* BEGIN GIVEN PASSAGE *

Plumstead is an area in southeast London, within the Royal Borough of Greenwich, England. It is located east of Woolwich.

History

In 960 King Edgar gave four plough lands, collectively called Plumstead, to a monastery - St Augustine's Abbey near Canterbury, Kent. These were subsequently taken from the monastery by Earl Godwin for his fourth son, Tostig.

King Edward the Confessor restored them again to the monastery on taking power, however Tostig saw the opportunity to take possession of them once again after Edward's death in 1066 when King Harold seized his brother's estates.

After the Battle of Hastings in 1066, William the Conqueror gifted Plumstead to his half-brother Odo, Bishop of Bayeux, whom he also titled Earl of Kent. The Archbishop of Canterbury Lanfranc of Pavia and the Norman abbot of St Austin's successfully interceded to reclaim a portion of the land on behalf of the monastery. In 1074 Odo then granted by deed the remainder of the parish and also the right of the abbot to be "Chief Lord of the Fee".

* END GIVEN PASSAGE *
* BEGIN GIVEN ENTRIES *

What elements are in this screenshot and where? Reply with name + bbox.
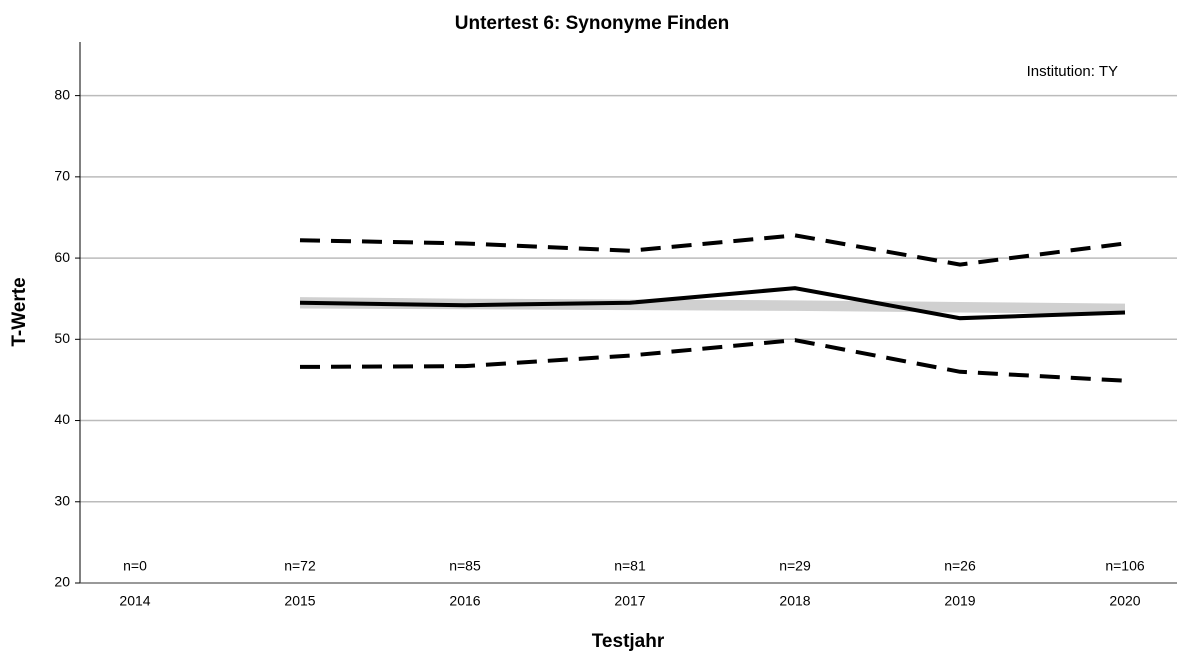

* END GIVEN ENTRIES *
* BEGIN GIVEN ENTRIES *

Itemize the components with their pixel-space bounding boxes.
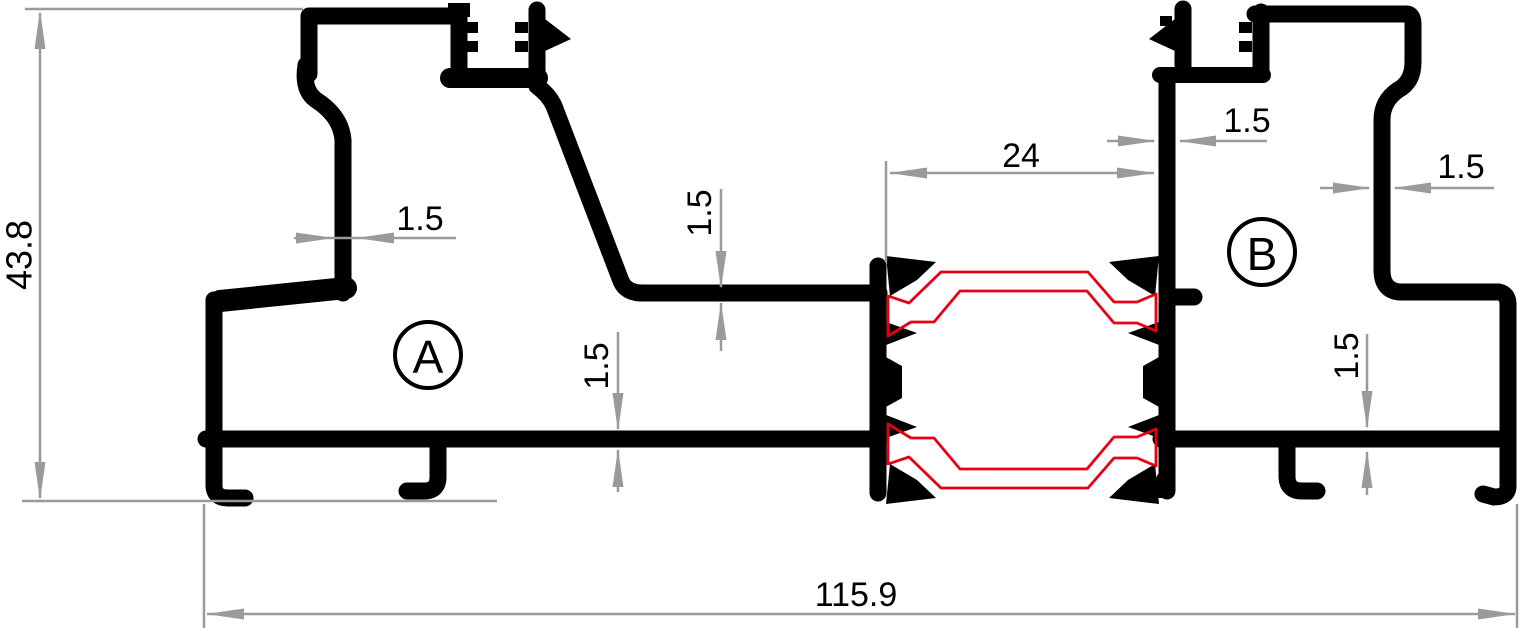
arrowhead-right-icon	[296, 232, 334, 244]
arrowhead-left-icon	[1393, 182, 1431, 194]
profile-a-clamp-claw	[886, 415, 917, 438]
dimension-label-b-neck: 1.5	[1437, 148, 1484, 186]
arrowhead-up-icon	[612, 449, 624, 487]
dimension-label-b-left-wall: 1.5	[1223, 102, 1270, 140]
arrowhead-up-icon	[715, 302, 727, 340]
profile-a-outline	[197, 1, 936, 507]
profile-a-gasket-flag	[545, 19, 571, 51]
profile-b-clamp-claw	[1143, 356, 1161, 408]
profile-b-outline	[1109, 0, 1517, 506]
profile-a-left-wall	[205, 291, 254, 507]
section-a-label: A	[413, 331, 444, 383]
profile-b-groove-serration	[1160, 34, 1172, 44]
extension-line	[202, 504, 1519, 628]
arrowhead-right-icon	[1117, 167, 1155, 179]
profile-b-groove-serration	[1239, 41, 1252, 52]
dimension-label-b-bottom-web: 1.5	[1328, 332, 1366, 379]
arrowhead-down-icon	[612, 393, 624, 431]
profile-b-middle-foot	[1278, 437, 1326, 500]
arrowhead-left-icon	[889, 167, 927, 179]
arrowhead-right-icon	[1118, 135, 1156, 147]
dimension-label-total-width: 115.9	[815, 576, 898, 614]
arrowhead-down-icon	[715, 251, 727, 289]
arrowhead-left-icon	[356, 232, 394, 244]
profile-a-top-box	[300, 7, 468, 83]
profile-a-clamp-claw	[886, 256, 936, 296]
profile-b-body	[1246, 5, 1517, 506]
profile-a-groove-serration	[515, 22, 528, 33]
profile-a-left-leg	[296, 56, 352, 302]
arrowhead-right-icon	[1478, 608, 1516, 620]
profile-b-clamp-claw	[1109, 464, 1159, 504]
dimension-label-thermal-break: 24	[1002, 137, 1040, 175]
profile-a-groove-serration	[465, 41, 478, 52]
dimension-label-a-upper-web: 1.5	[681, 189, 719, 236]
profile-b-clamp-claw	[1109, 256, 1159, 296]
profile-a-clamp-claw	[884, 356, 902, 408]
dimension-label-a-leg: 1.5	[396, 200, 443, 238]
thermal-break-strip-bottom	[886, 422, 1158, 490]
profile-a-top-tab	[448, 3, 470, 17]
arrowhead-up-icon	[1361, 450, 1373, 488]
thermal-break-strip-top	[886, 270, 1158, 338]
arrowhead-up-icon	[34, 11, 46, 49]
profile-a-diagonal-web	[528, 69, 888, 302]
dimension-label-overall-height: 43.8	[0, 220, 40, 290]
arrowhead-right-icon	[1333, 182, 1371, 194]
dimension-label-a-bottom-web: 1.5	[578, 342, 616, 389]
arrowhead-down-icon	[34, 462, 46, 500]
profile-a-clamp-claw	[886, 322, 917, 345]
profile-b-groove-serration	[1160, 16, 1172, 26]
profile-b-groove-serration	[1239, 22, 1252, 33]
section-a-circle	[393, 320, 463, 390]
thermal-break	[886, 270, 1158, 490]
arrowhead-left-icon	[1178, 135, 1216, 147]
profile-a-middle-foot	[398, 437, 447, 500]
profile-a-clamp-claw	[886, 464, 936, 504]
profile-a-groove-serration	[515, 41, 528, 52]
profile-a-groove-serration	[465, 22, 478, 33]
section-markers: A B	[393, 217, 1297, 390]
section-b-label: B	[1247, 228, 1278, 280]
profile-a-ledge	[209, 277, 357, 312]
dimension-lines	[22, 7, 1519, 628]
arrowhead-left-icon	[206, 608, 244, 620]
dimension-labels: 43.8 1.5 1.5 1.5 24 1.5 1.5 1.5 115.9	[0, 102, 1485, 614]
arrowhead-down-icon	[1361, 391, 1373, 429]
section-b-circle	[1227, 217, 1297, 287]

* END GIVEN ENTRIES *

> **YOUR TASKS**:
(A) From the Plumstead text, reproduce everything from "In 960 King" down to "his brother's estates.".
(B) Carry on the history of Plumstead past the point where the text stops.

> **THE RESPONSES**:
(A)
In 960 King Edgar gave four plough lands, collectively called Plumstead, to a monastery - St Augustine's Abbey near Canterbury, Kent. These were subsequently taken from the monastery by Earl Godwin for his fourth son, Tostig.

King Edward the Confessor restored them again to the monastery on taking power, however Tostig saw the opportunity to take possession of them once again after Edward's death in 1066 when King Harold seized his brother's estates.

(B)
However, the Domesday Book of 1086 holds the details of Plumstead as two separate entries. Under the title of the land of the church of St. Augustine it reads 
"In Litelai hundred. The abbot of St. Augustine has 1 manor, named Plumstede, which was taxed at 2 sulings and 1 yoke. The arable lands is ... In demesne there is 1 carucate and 17 villeins, with 6 cottagers, having 6 carucates, there is wood for the pannage of 5 hogs. In the time of king Edward the Confessor, and afterwards it was worth 10 pounds, now 12 pounds, and yet it pays 14 pounds and 8 shillings and 3 pence."
while under the general title of the Bishop of Baieux's lands
"The abbot of St. Augustine holds of the bishop of Baieux, Plumsted. It was taxed at 2 sulings and 1 yoke. The arable land is 5 carucates. In demesne there is 1 carucate and 17 villeins, with 3 boarderers, having 4 carucates. There is wood for the pannage of 5 hogs. In the time of king Edward the Confessor it was worth 10 pounds, when he received it 8 pounds, and now as much, and yet he who holds it pays 12 pounds. Brixi Cilt held it of king Edward."

Around this time Reginald, son of Gervase de Cornhill, released to the abbot and convent all claims in this manor from David and Robert de Cornhill who had rented it from them.

By 1273 Nicholas de Spina was elected abbot of the monastery and by the following year he was receiving eleven pounds from Plumstead residents.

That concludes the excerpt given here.